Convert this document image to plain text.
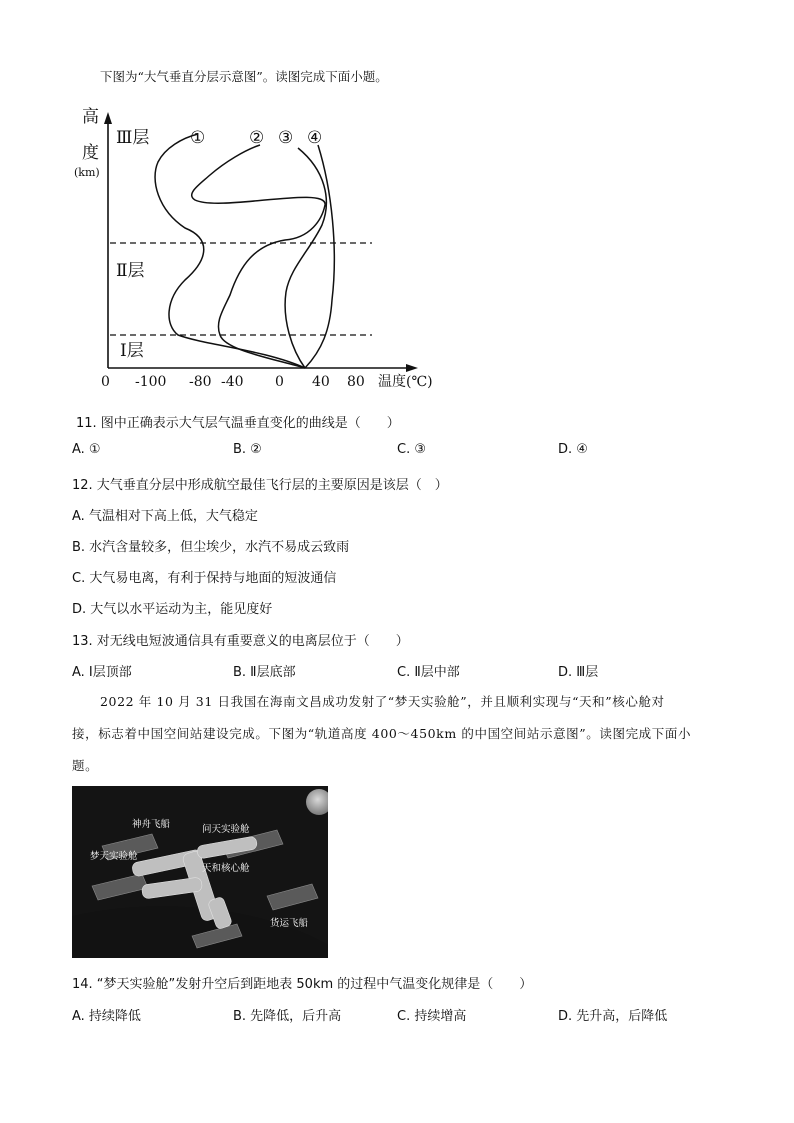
下图为“大气垂直分层示意图”。读图完成下面小题。
高
度
(km)
Ⅲ层
Ⅱ层
Ⅰ层
①	② ③ ④
0 -100 -80 -40 0 40 80 温度(℃)
11. 图中正确表示大气层气温垂直变化的曲线是（　　）
A. ①	B. ②	C. ③	D. ④
12. 大气垂直分层中形成航空最佳飞行层的主要原因是该层（　）
A. 气温相对下高上低，大气稳定
B. 水汽含量较多，但尘埃少，水汽不易成云致雨
C. 大气易电离，有利于保持与地面的短波通信
D. 大气以水平运动为主，能见度好
13. 对无线电短波通信具有重要意义的电离层位于（　　）
A. Ⅰ层顶部	B. Ⅱ层底部	C. Ⅱ层中部	D. Ⅲ层
2022 年 10 月 31 日我国在海南文昌成功发射了“梦天实验舱”，并且顺利实现与“天和”核心舱对
接，标志着中国空间站建设完成。下图为“轨道高度 400～450km 的中国空间站示意图”。读图完成下面小
题。
神舟飞船	问天实验舱
梦天实验舱
天和核心舱
货运飞船
14. “梦天实验舱”发射升空后到距地表 50km 的过程中气温变化规律是（　　）
A. 持续降低	B. 先降低，后升高	C. 持续增高	D. 先升高，后降低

◇ ◇ ◇ ◇ ◇

Copy each line above that contains the string "梦天实验舱".

2022 年 10 月 31 日我国在海南文昌成功发射了“梦天实验舱”，并且顺利实现与“天和”核心舱对
梦天实验舱
14. “梦天实验舱”发射升空后到距地表 50km 的过程中气温变化规律是（　　）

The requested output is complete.